Structured figure records:
⁂

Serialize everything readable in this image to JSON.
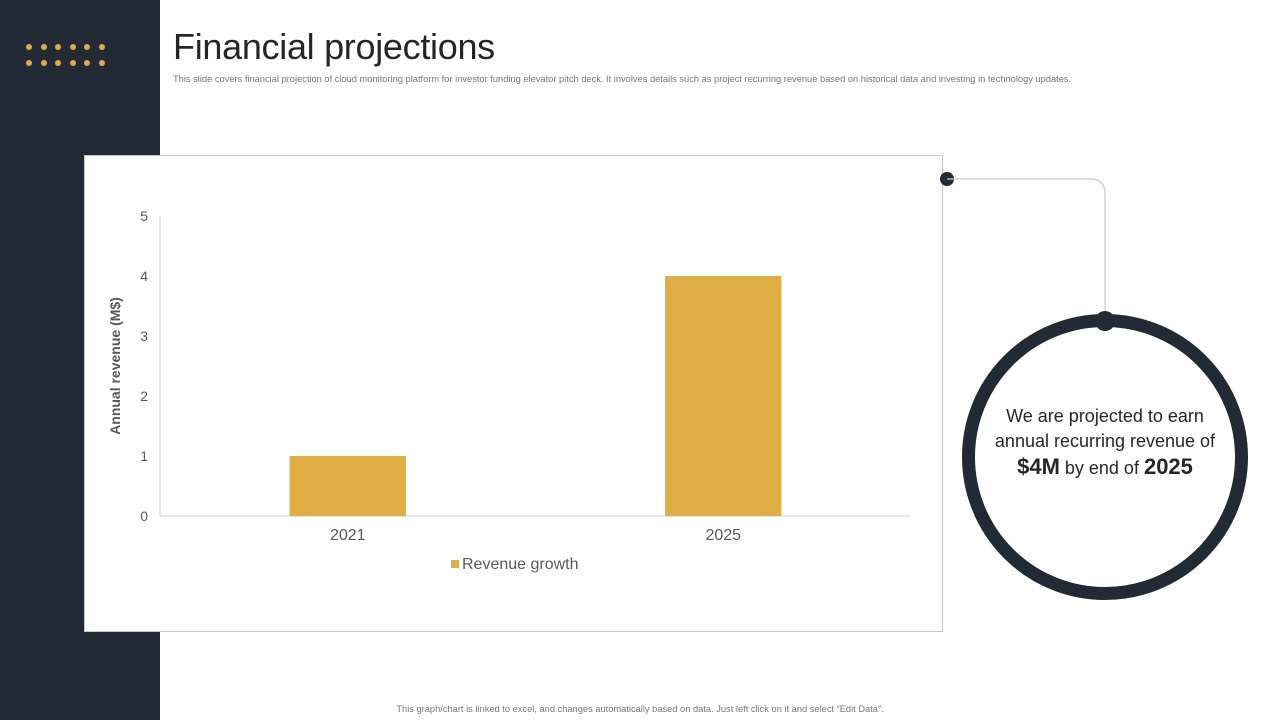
{
  "slide": {
    "title": "Financial projections",
    "subtitle": "This slide covers financial projection of cloud monitoring platform for investor funding elevator pitch deck. It involves details such as project recurring revenue based on historical data and investing in technology updates.",
    "footer": "This graph/chart is linked to excel, and changes automatically based on data. Just left click on it and select “Edit Data”."
  },
  "callout": {
    "text_1": "We are projected to earn annual recurring revenue of ",
    "amount": "$4M",
    "text_2": " by end of ",
    "year": "2025"
  },
  "colors": {
    "sidebar": "#222a35",
    "accent": "#e0ad42",
    "bar": "#e0ad42"
  },
  "chart_data": {
    "type": "bar",
    "categories": [
      "2021",
      "2025"
    ],
    "series": [
      {
        "name": "Revenue growth",
        "values": [
          1,
          4
        ]
      }
    ],
    "title": "",
    "xlabel": "",
    "ylabel": "Annual revenue (M$)",
    "ylim": [
      0,
      5
    ],
    "yticks": [
      0,
      1,
      2,
      3,
      4,
      5
    ],
    "grid": false,
    "legend": "bottom"
  }
}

⁂

What you should do:
Repeat the material above in full and exactly, omitting the pictures.

Answer for the task:
Serialize everything readable in this image to JSON.
{
  "slide": {
    "title": "Financial projections",
    "subtitle": "This slide covers financial projection of cloud monitoring platform for investor funding elevator pitch deck. It involves details such as project recurring revenue based on historical data and investing in technology updates.",
    "footer": "This graph/chart is linked to excel, and changes automatically based on data. Just left click on it and select “Edit Data”."
  },
  "callout": {
    "text_1": "We are projected to earn annual recurring revenue of ",
    "amount": "$4M",
    "text_2": " by end of ",
    "year": "2025"
  },
  "colors": {
    "sidebar": "#222a35",
    "accent": "#e0ad42",
    "bar": "#e0ad42"
  },
  "chart_data": {
    "type": "bar",
    "categories": [
      "2021",
      "2025"
    ],
    "series": [
      {
        "name": "Revenue growth",
        "values": [
          1,
          4
        ]
      }
    ],
    "title": "",
    "xlabel": "",
    "ylabel": "Annual revenue (M$)",
    "ylim": [
      0,
      5
    ],
    "yticks": [
      0,
      1,
      2,
      3,
      4,
      5
    ],
    "grid": false,
    "legend": "bottom"
  }
}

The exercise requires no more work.